____ Information supplied
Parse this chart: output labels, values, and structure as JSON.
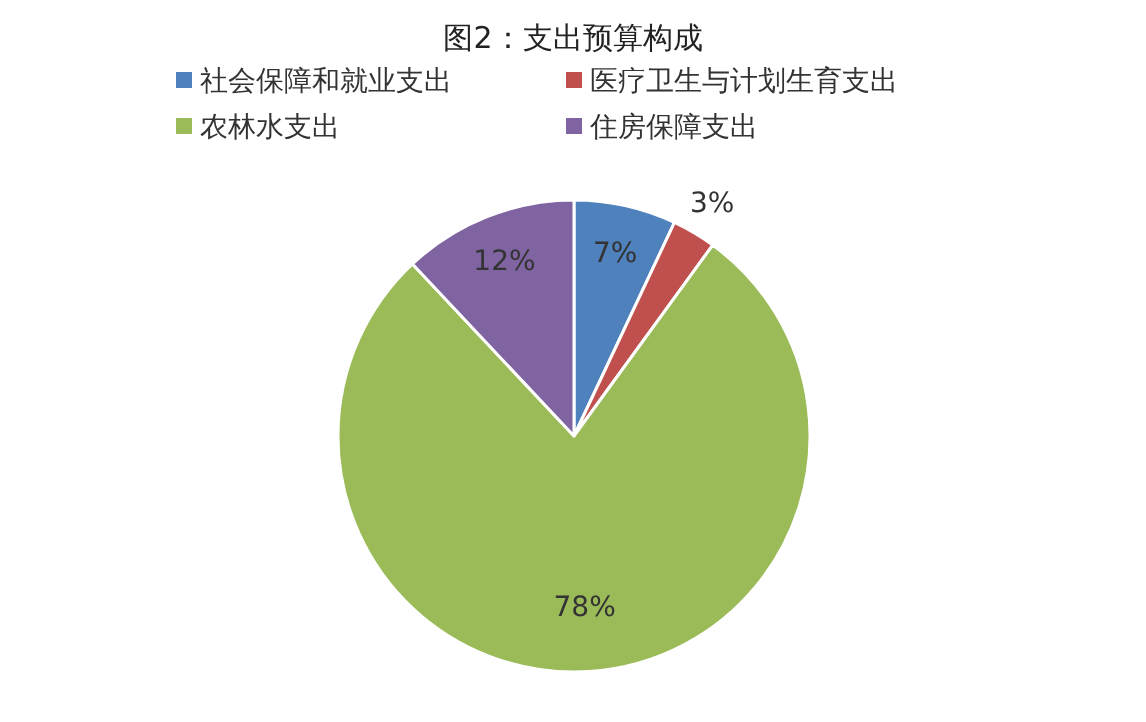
{
  "chart_data": {
    "type": "pie",
    "title": "图2：支出预算构成",
    "categories": [
      "社会保障和就业支出",
      "医疗卫生与计划生育支出",
      "农林水支出",
      "住房保障支出"
    ],
    "values": [
      7,
      3,
      78,
      12
    ],
    "colors": [
      "#4f81bd",
      "#c0504d",
      "#9bbb59",
      "#8064a2"
    ],
    "value_labels": [
      "7%",
      "3%",
      "78%",
      "12%"
    ],
    "legend": "top"
  }
}
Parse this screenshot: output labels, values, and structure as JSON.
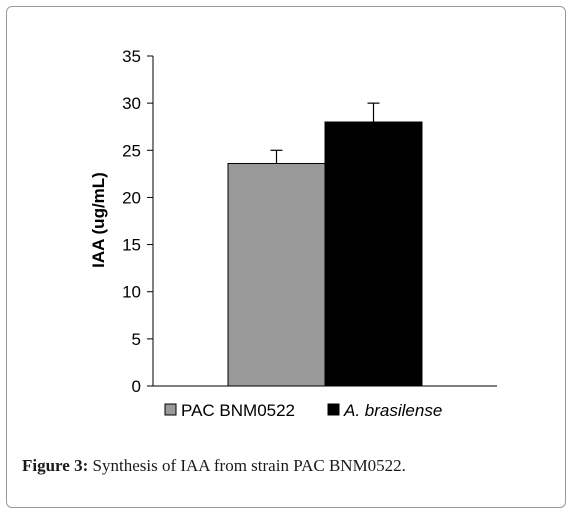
________
**Task instructions**
Working from the lines above, reproduce the material exactly and exclude its pictures.

**In response**
Parse this chart: output labels, values, and structure as JSON.
{
  "chart_data": {
    "type": "pie",
    "title": "图2：支出预算构成",
    "categories": [
      "社会保障和就业支出",
      "医疗卫生与计划生育支出",
      "农林水支出",
      "住房保障支出"
    ],
    "values": [
      7,
      3,
      78,
      12
    ],
    "colors": [
      "#4f81bd",
      "#c0504d",
      "#9bbb59",
      "#8064a2"
    ],
    "value_labels": [
      "7%",
      "3%",
      "78%",
      "12%"
    ],
    "legend": "top"
  }
}
Parse this screenshot: output labels, values, and structure as JSON.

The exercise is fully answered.